Problem to work on -> Look through the listing and locate every line containing the word "JSON"; copy those lines.

Dataset records ->
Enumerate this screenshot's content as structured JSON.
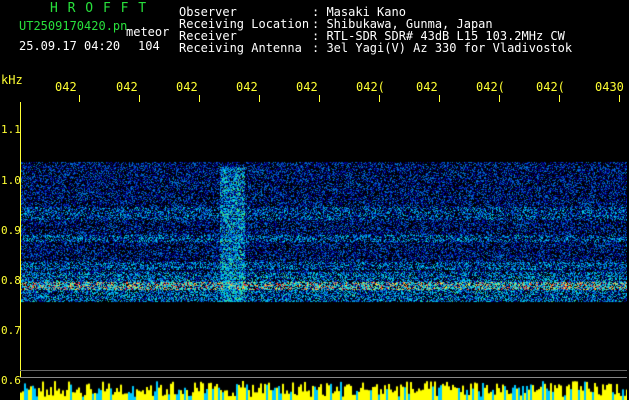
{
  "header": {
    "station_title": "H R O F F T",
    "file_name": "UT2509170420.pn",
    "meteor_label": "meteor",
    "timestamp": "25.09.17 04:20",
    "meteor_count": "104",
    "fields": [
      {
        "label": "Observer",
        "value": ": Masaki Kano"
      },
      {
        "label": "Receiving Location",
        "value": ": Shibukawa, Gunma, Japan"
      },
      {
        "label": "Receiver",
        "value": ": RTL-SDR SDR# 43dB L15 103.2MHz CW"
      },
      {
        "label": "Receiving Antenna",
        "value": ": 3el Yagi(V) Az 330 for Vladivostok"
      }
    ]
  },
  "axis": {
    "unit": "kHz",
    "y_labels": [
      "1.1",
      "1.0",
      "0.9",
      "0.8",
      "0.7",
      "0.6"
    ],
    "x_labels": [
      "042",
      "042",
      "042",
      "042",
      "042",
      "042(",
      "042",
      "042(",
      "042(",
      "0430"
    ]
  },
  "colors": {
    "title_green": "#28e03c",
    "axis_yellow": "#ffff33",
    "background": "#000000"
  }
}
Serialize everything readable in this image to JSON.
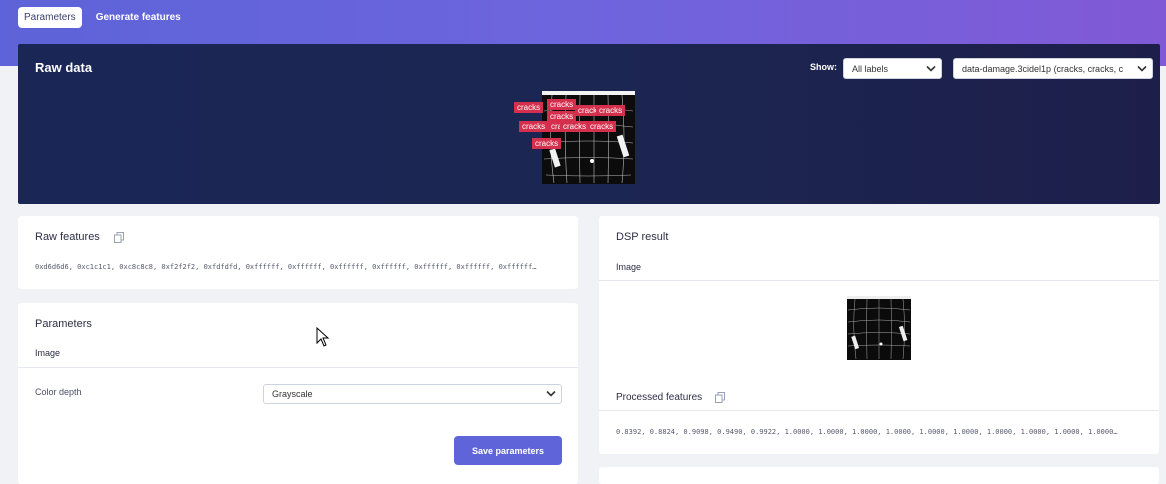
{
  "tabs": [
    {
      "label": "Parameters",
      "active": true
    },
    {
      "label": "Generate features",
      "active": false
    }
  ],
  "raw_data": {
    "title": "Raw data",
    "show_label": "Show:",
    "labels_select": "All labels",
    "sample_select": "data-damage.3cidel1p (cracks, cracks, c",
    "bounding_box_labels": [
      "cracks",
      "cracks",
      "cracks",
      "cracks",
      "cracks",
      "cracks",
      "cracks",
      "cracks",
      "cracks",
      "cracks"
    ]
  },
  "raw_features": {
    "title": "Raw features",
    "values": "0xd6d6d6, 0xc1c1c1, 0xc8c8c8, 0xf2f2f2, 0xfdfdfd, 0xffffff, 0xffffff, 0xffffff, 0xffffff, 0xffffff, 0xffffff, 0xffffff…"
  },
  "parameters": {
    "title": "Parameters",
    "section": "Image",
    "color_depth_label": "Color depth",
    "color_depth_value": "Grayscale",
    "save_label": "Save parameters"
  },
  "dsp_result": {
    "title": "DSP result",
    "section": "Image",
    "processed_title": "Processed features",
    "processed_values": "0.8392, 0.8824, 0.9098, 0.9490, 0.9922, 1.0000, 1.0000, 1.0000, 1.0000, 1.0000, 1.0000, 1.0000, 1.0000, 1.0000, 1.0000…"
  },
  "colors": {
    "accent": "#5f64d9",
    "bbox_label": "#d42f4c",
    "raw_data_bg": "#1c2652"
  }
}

Task answer ->
Enumerate this screenshot's content as structured JSON.
Serialize everything readable in this image to JSON.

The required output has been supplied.